** Opening Data records block **
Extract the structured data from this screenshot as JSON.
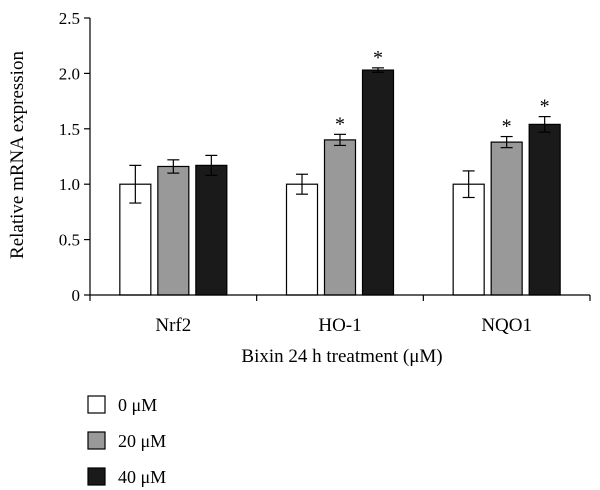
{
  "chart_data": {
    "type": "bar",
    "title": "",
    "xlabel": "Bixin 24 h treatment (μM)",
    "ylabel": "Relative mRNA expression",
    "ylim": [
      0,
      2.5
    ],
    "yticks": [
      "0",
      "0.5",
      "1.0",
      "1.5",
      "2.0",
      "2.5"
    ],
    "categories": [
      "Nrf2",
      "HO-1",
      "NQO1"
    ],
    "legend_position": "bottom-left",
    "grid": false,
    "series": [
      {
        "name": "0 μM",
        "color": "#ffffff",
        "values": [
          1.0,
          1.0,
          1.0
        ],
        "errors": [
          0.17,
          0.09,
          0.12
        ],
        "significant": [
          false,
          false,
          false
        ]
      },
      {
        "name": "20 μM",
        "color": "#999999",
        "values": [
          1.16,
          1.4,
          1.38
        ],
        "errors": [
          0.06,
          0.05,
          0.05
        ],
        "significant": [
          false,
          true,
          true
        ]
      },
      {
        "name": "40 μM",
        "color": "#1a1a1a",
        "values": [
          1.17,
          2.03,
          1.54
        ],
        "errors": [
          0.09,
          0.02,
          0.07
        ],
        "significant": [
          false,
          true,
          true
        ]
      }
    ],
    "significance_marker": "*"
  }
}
** Closing Data records block **
## How to complete this task
Above are the records; copy them exactly without the pictures.

## Task answer
Extract the structured data from this screenshot as JSON.
{
  "chart_data": {
    "type": "bar",
    "title": "",
    "xlabel": "Bixin 24 h treatment (μM)",
    "ylabel": "Relative mRNA expression",
    "ylim": [
      0,
      2.5
    ],
    "yticks": [
      "0",
      "0.5",
      "1.0",
      "1.5",
      "2.0",
      "2.5"
    ],
    "categories": [
      "Nrf2",
      "HO-1",
      "NQO1"
    ],
    "legend_position": "bottom-left",
    "grid": false,
    "series": [
      {
        "name": "0 μM",
        "color": "#ffffff",
        "values": [
          1.0,
          1.0,
          1.0
        ],
        "errors": [
          0.17,
          0.09,
          0.12
        ],
        "significant": [
          false,
          false,
          false
        ]
      },
      {
        "name": "20 μM",
        "color": "#999999",
        "values": [
          1.16,
          1.4,
          1.38
        ],
        "errors": [
          0.06,
          0.05,
          0.05
        ],
        "significant": [
          false,
          true,
          true
        ]
      },
      {
        "name": "40 μM",
        "color": "#1a1a1a",
        "values": [
          1.17,
          2.03,
          1.54
        ],
        "errors": [
          0.09,
          0.02,
          0.07
        ],
        "significant": [
          false,
          true,
          true
        ]
      }
    ],
    "significance_marker": "*"
  }
}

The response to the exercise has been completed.